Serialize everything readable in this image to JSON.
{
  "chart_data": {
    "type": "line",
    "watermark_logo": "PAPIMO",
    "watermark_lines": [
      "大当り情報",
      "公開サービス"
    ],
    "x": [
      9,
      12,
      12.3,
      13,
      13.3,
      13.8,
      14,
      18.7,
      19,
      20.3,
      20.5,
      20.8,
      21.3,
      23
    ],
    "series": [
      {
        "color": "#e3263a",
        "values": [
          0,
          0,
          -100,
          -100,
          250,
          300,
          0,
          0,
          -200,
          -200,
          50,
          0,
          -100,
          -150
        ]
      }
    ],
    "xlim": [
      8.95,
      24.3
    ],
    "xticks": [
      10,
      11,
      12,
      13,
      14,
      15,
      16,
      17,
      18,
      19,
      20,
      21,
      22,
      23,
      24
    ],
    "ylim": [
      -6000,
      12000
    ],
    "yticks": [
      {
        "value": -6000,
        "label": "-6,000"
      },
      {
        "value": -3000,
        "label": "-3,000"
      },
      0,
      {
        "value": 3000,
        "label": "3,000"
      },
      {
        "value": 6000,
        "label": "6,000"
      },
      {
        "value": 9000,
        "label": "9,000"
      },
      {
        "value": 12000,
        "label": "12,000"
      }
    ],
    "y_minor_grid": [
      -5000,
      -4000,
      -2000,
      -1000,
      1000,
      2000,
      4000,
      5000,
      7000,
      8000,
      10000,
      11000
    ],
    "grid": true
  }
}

# # # # #

Exercise instructions:
Quote the data in full, keeping each word unchanged.

Result:
Serialize everything readable in this image to JSON.
{
  "chart_data": {
    "type": "line",
    "watermark_logo": "PAPIMO",
    "watermark_lines": [
      "大当り情報",
      "公開サービス"
    ],
    "x": [
      9,
      12,
      12.3,
      13,
      13.3,
      13.8,
      14,
      18.7,
      19,
      20.3,
      20.5,
      20.8,
      21.3,
      23
    ],
    "series": [
      {
        "color": "#e3263a",
        "values": [
          0,
          0,
          -100,
          -100,
          250,
          300,
          0,
          0,
          -200,
          -200,
          50,
          0,
          -100,
          -150
        ]
      }
    ],
    "xlim": [
      8.95,
      24.3
    ],
    "xticks": [
      10,
      11,
      12,
      13,
      14,
      15,
      16,
      17,
      18,
      19,
      20,
      21,
      22,
      23,
      24
    ],
    "ylim": [
      -6000,
      12000
    ],
    "yticks": [
      {
        "value": -6000,
        "label": "-6,000"
      },
      {
        "value": -3000,
        "label": "-3,000"
      },
      0,
      {
        "value": 3000,
        "label": "3,000"
      },
      {
        "value": 6000,
        "label": "6,000"
      },
      {
        "value": 9000,
        "label": "9,000"
      },
      {
        "value": 12000,
        "label": "12,000"
      }
    ],
    "y_minor_grid": [
      -5000,
      -4000,
      -2000,
      -1000,
      1000,
      2000,
      4000,
      5000,
      7000,
      8000,
      10000,
      11000
    ],
    "grid": true
  }
}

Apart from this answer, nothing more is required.